Exercise
Reproduce the following passage on CC8.1 security-testing evidence in full, character for character, including its command lines.

Exercise passage
******

Context: CC8.1 requires evidence that security testing ran before each production deployment and that the results are documented. The output file must be tied to the specific commit that was deployed.

MethodAtlas capability: -content-hash and -emit-metadata together satisfy the documentation and traceability requirements.

java -jar methodatlas.jar \
  -ai -ai-provider <provider> -ai-api-key-env <ENV_VAR> \
  -sarif \
  -security-only \
  -content-hash \
  -emit-metadata \
  src/test/java \
  > security-tests-$(git rev-parse --short HEAD).sarif

For human-readable supplementary evidence, produce a CSV alongside the SARIF:

java -jar methodatlas.jar \
  -ai -ai-provider <provider> -ai-api-key-env <ENV_VAR> \
  -content-hash \
  -emit-metadata \
  src/test/java \
  > security-tests-$(git rev-parse --short HEAD).csv

Evidence output: security-tests-<sha>.sarif and security-tests-<sha>.csv — a machine-readable and a human-readable record, both tied to the specific source revision via the commit SHA in the filename and the content_hash column.

******

Excerpted data
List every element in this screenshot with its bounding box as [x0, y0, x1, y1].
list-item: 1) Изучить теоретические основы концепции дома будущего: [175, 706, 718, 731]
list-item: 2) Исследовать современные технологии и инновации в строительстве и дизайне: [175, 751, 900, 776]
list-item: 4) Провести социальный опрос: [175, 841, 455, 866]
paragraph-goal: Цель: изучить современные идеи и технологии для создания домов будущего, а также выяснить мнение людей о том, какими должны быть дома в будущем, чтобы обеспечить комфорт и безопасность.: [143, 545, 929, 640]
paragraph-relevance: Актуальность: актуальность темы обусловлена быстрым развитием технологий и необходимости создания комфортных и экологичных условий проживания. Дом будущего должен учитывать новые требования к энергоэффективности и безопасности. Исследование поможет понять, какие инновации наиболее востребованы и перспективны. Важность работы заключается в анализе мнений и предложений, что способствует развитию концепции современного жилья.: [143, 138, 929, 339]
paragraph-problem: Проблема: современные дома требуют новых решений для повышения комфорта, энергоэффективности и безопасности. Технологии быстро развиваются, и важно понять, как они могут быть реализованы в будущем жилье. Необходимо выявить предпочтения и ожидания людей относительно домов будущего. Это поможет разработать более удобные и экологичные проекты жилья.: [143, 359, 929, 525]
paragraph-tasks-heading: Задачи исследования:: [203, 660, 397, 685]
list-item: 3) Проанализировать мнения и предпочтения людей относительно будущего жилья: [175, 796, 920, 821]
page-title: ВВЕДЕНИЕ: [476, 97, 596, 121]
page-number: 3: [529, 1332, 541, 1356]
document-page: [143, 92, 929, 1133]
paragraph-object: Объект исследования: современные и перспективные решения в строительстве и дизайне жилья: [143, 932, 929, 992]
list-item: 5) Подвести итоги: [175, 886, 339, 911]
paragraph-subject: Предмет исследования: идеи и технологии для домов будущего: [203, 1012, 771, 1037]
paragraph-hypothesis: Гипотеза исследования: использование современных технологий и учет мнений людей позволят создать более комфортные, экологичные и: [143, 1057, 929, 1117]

******

Written solution
Context: CC8.1 requires evidence that security testing ran before each production deployment and that the results are documented. The output file must be tied to the specific commit that was deployed.

MethodAtlas capability: -content-hash and -emit-metadata together satisfy the documentation and traceability requirements.

java -jar methodatlas.jar \
  -ai -ai-provider <provider> -ai-api-key-env <ENV_VAR> \
  -sarif \
  -security-only \
  -content-hash \
  -emit-metadata \
  src/test/java \
  > security-tests-$(git rev-parse --short HEAD).sarif

For human-readable supplementary evidence, produce a CSV alongside the SARIF:

java -jar methodatlas.jar \
  -ai -ai-provider <provider> -ai-api-key-env <ENV_VAR> \
  -content-hash \
  -emit-metadata \
  src/test/java \
  > security-tests-$(git rev-parse --short HEAD).csv

Evidence output: security-tests-<sha>.sarif and security-tests-<sha>.csv — a machine-readable and a human-readable record, both tied to the specific source revision via the commit SHA in the filename and the content_hash column.